» **TASK**
Locate the string "JSON" in the listing below. Copy every line where it is found.

===== SUPPLIED DATA =====

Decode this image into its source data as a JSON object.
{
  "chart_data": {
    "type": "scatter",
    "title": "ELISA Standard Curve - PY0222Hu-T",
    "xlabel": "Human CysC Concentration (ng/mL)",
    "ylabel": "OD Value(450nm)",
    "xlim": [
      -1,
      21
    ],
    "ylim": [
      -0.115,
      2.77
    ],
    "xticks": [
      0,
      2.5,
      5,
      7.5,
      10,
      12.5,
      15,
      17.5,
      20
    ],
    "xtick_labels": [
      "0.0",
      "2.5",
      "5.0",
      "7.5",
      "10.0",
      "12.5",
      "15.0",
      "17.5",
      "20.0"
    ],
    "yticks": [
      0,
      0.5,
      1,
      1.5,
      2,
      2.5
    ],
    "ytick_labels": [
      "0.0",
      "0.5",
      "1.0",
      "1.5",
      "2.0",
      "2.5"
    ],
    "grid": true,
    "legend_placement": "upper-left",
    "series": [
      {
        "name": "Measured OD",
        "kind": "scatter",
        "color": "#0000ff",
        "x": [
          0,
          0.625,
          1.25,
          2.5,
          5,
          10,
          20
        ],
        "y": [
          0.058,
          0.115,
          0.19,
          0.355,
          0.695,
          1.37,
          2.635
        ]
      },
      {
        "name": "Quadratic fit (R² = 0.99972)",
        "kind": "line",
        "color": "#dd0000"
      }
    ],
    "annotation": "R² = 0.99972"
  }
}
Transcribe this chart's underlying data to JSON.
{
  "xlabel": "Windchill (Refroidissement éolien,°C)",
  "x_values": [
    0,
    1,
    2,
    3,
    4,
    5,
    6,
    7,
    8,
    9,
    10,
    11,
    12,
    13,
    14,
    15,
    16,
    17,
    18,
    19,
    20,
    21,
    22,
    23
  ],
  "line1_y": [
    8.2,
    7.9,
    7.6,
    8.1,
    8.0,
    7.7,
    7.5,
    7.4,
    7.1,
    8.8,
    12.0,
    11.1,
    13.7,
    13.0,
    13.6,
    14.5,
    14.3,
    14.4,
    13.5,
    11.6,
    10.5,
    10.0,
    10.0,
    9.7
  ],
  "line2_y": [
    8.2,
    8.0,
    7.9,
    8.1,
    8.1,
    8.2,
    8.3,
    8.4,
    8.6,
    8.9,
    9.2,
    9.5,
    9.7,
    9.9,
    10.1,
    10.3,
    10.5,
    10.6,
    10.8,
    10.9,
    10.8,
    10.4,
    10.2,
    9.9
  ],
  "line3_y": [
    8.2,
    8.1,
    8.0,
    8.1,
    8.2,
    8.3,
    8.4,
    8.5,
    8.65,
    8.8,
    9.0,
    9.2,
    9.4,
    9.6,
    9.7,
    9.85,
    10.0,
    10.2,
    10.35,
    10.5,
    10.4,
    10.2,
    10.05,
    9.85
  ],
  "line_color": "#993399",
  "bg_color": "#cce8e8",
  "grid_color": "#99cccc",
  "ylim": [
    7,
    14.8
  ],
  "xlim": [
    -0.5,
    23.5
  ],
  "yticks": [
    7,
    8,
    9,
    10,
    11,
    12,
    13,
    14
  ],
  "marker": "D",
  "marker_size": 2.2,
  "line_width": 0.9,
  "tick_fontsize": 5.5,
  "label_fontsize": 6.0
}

=====

» **FULL SOLUTION**
Decode this image into its source data as a JSON object.
Transcribe this chart's underlying data to JSON.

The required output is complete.